"""

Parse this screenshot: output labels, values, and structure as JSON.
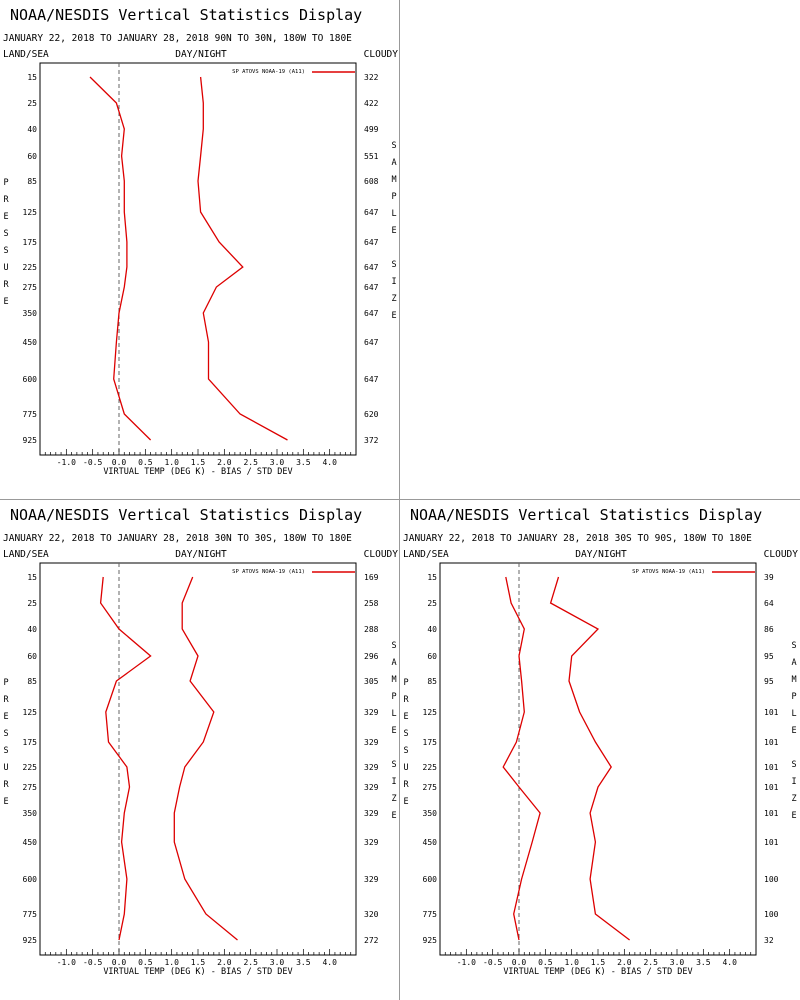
{
  "header": {
    "title": "NOAA/NESDIS Vertical Statistics Display",
    "top_left": "LAND/SEA",
    "top_center": "DAY/NIGHT",
    "top_right": "CLOUDY",
    "left_axis_label": "PRESSURE",
    "right_axis_label": "SAMPLE SIZE",
    "legend_label": "SP ATOVS NOAA-19 (A11)"
  },
  "colors": {
    "series": "#dd0000",
    "zero_line": "#666666",
    "frame": "#000000"
  },
  "chart_data": [
    {
      "type": "line",
      "subtitle": "JANUARY 22, 2018 TO JANUARY 28, 2018  90N TO 30N, 180W TO 180E",
      "xlabel": "VIRTUAL TEMP (DEG K) - BIAS / STD DEV",
      "ylabel": "PRESSURE",
      "xlim": [
        -1.5,
        4.5
      ],
      "x_ticks": [
        "-1.0",
        "-0.5",
        "0.0",
        "0.5",
        "1.0",
        "1.5",
        "2.0",
        "2.5",
        "3.0",
        "3.5",
        "4.0"
      ],
      "pressure_levels": [
        "15",
        "25",
        "40",
        "60",
        "85",
        "125",
        "175",
        "225",
        "275",
        "350",
        "450",
        "600",
        "775",
        "925"
      ],
      "sample_size": [
        "322",
        "422",
        "499",
        "551",
        "608",
        "647",
        "647",
        "647",
        "647",
        "647",
        "647",
        "647",
        "620",
        "372"
      ],
      "legend_position": "top-right",
      "series": [
        {
          "name": "SP ATOVS NOAA-19 (A11)",
          "bias": [
            -0.55,
            -0.05,
            0.1,
            0.05,
            0.1,
            0.1,
            0.15,
            0.15,
            0.1,
            0.0,
            -0.05,
            -0.1,
            0.1,
            0.6
          ],
          "std_dev": [
            1.55,
            1.6,
            1.6,
            1.55,
            1.5,
            1.55,
            1.9,
            2.35,
            1.85,
            1.6,
            1.7,
            1.7,
            2.3,
            3.2
          ]
        }
      ]
    },
    {
      "type": "line",
      "subtitle": "JANUARY 22, 2018 TO JANUARY 28, 2018  30N TO 30S, 180W TO 180E",
      "xlabel": "VIRTUAL TEMP (DEG K) - BIAS / STD DEV",
      "ylabel": "PRESSURE",
      "xlim": [
        -1.5,
        4.5
      ],
      "x_ticks": [
        "-1.0",
        "-0.5",
        "0.0",
        "0.5",
        "1.0",
        "1.5",
        "2.0",
        "2.5",
        "3.0",
        "3.5",
        "4.0"
      ],
      "pressure_levels": [
        "15",
        "25",
        "40",
        "60",
        "85",
        "125",
        "175",
        "225",
        "275",
        "350",
        "450",
        "600",
        "775",
        "925"
      ],
      "sample_size": [
        "169",
        "258",
        "288",
        "296",
        "305",
        "329",
        "329",
        "329",
        "329",
        "329",
        "329",
        "329",
        "320",
        "272"
      ],
      "legend_position": "top-right",
      "series": [
        {
          "name": "SP ATOVS NOAA-19 (A11)",
          "bias": [
            -0.3,
            -0.35,
            0.0,
            0.6,
            -0.05,
            -0.25,
            -0.2,
            0.15,
            0.2,
            0.1,
            0.05,
            0.15,
            0.1,
            0.0
          ],
          "std_dev": [
            1.4,
            1.2,
            1.2,
            1.5,
            1.35,
            1.8,
            1.6,
            1.25,
            1.15,
            1.05,
            1.05,
            1.25,
            1.65,
            2.25
          ]
        }
      ]
    },
    {
      "type": "line",
      "subtitle": "JANUARY 22, 2018 TO JANUARY 28, 2018  30S TO 90S, 180W TO 180E",
      "xlabel": "VIRTUAL TEMP (DEG K) - BIAS / STD DEV",
      "ylabel": "PRESSURE",
      "xlim": [
        -1.5,
        4.5
      ],
      "x_ticks": [
        "-1.0",
        "-0.5",
        "0.0",
        "0.5",
        "1.0",
        "1.5",
        "2.0",
        "2.5",
        "3.0",
        "3.5",
        "4.0"
      ],
      "pressure_levels": [
        "15",
        "25",
        "40",
        "60",
        "85",
        "125",
        "175",
        "225",
        "275",
        "350",
        "450",
        "600",
        "775",
        "925"
      ],
      "sample_size": [
        "39",
        "64",
        "86",
        "95",
        "95",
        "101",
        "101",
        "101",
        "101",
        "101",
        "101",
        "100",
        "100",
        "32"
      ],
      "legend_position": "top-right",
      "series": [
        {
          "name": "SP ATOVS NOAA-19 (A11)",
          "bias": [
            -0.25,
            -0.15,
            0.1,
            0.0,
            0.05,
            0.1,
            -0.05,
            -0.3,
            0.0,
            0.4,
            0.25,
            0.05,
            -0.1,
            0.0
          ],
          "std_dev": [
            0.75,
            0.6,
            1.5,
            1.0,
            0.95,
            1.15,
            1.45,
            1.75,
            1.5,
            1.35,
            1.45,
            1.35,
            1.45,
            2.1
          ]
        }
      ]
    }
  ]
}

"""

= WHAT THE TASK ASKS =
Copy the records above exactly, leaving out every picture.

= RESULT =
Parse this screenshot: output labels, values, and structure as JSON.
{
  "header": {
    "title": "NOAA/NESDIS Vertical Statistics Display",
    "top_left": "LAND/SEA",
    "top_center": "DAY/NIGHT",
    "top_right": "CLOUDY",
    "left_axis_label": "PRESSURE",
    "right_axis_label": "SAMPLE SIZE",
    "legend_label": "SP ATOVS NOAA-19 (A11)"
  },
  "colors": {
    "series": "#dd0000",
    "zero_line": "#666666",
    "frame": "#000000"
  },
  "chart_data": [
    {
      "type": "line",
      "subtitle": "JANUARY 22, 2018 TO JANUARY 28, 2018  90N TO 30N, 180W TO 180E",
      "xlabel": "VIRTUAL TEMP (DEG K) - BIAS / STD DEV",
      "ylabel": "PRESSURE",
      "xlim": [
        -1.5,
        4.5
      ],
      "x_ticks": [
        "-1.0",
        "-0.5",
        "0.0",
        "0.5",
        "1.0",
        "1.5",
        "2.0",
        "2.5",
        "3.0",
        "3.5",
        "4.0"
      ],
      "pressure_levels": [
        "15",
        "25",
        "40",
        "60",
        "85",
        "125",
        "175",
        "225",
        "275",
        "350",
        "450",
        "600",
        "775",
        "925"
      ],
      "sample_size": [
        "322",
        "422",
        "499",
        "551",
        "608",
        "647",
        "647",
        "647",
        "647",
        "647",
        "647",
        "647",
        "620",
        "372"
      ],
      "legend_position": "top-right",
      "series": [
        {
          "name": "SP ATOVS NOAA-19 (A11)",
          "bias": [
            -0.55,
            -0.05,
            0.1,
            0.05,
            0.1,
            0.1,
            0.15,
            0.15,
            0.1,
            0.0,
            -0.05,
            -0.1,
            0.1,
            0.6
          ],
          "std_dev": [
            1.55,
            1.6,
            1.6,
            1.55,
            1.5,
            1.55,
            1.9,
            2.35,
            1.85,
            1.6,
            1.7,
            1.7,
            2.3,
            3.2
          ]
        }
      ]
    },
    {
      "type": "line",
      "subtitle": "JANUARY 22, 2018 TO JANUARY 28, 2018  30N TO 30S, 180W TO 180E",
      "xlabel": "VIRTUAL TEMP (DEG K) - BIAS / STD DEV",
      "ylabel": "PRESSURE",
      "xlim": [
        -1.5,
        4.5
      ],
      "x_ticks": [
        "-1.0",
        "-0.5",
        "0.0",
        "0.5",
        "1.0",
        "1.5",
        "2.0",
        "2.5",
        "3.0",
        "3.5",
        "4.0"
      ],
      "pressure_levels": [
        "15",
        "25",
        "40",
        "60",
        "85",
        "125",
        "175",
        "225",
        "275",
        "350",
        "450",
        "600",
        "775",
        "925"
      ],
      "sample_size": [
        "169",
        "258",
        "288",
        "296",
        "305",
        "329",
        "329",
        "329",
        "329",
        "329",
        "329",
        "329",
        "320",
        "272"
      ],
      "legend_position": "top-right",
      "series": [
        {
          "name": "SP ATOVS NOAA-19 (A11)",
          "bias": [
            -0.3,
            -0.35,
            0.0,
            0.6,
            -0.05,
            -0.25,
            -0.2,
            0.15,
            0.2,
            0.1,
            0.05,
            0.15,
            0.1,
            0.0
          ],
          "std_dev": [
            1.4,
            1.2,
            1.2,
            1.5,
            1.35,
            1.8,
            1.6,
            1.25,
            1.15,
            1.05,
            1.05,
            1.25,
            1.65,
            2.25
          ]
        }
      ]
    },
    {
      "type": "line",
      "subtitle": "JANUARY 22, 2018 TO JANUARY 28, 2018  30S TO 90S, 180W TO 180E",
      "xlabel": "VIRTUAL TEMP (DEG K) - BIAS / STD DEV",
      "ylabel": "PRESSURE",
      "xlim": [
        -1.5,
        4.5
      ],
      "x_ticks": [
        "-1.0",
        "-0.5",
        "0.0",
        "0.5",
        "1.0",
        "1.5",
        "2.0",
        "2.5",
        "3.0",
        "3.5",
        "4.0"
      ],
      "pressure_levels": [
        "15",
        "25",
        "40",
        "60",
        "85",
        "125",
        "175",
        "225",
        "275",
        "350",
        "450",
        "600",
        "775",
        "925"
      ],
      "sample_size": [
        "39",
        "64",
        "86",
        "95",
        "95",
        "101",
        "101",
        "101",
        "101",
        "101",
        "101",
        "100",
        "100",
        "32"
      ],
      "legend_position": "top-right",
      "series": [
        {
          "name": "SP ATOVS NOAA-19 (A11)",
          "bias": [
            -0.25,
            -0.15,
            0.1,
            0.0,
            0.05,
            0.1,
            -0.05,
            -0.3,
            0.0,
            0.4,
            0.25,
            0.05,
            -0.1,
            0.0
          ],
          "std_dev": [
            0.75,
            0.6,
            1.5,
            1.0,
            0.95,
            1.15,
            1.45,
            1.75,
            1.5,
            1.35,
            1.45,
            1.35,
            1.45,
            2.1
          ]
        }
      ]
    }
  ]
}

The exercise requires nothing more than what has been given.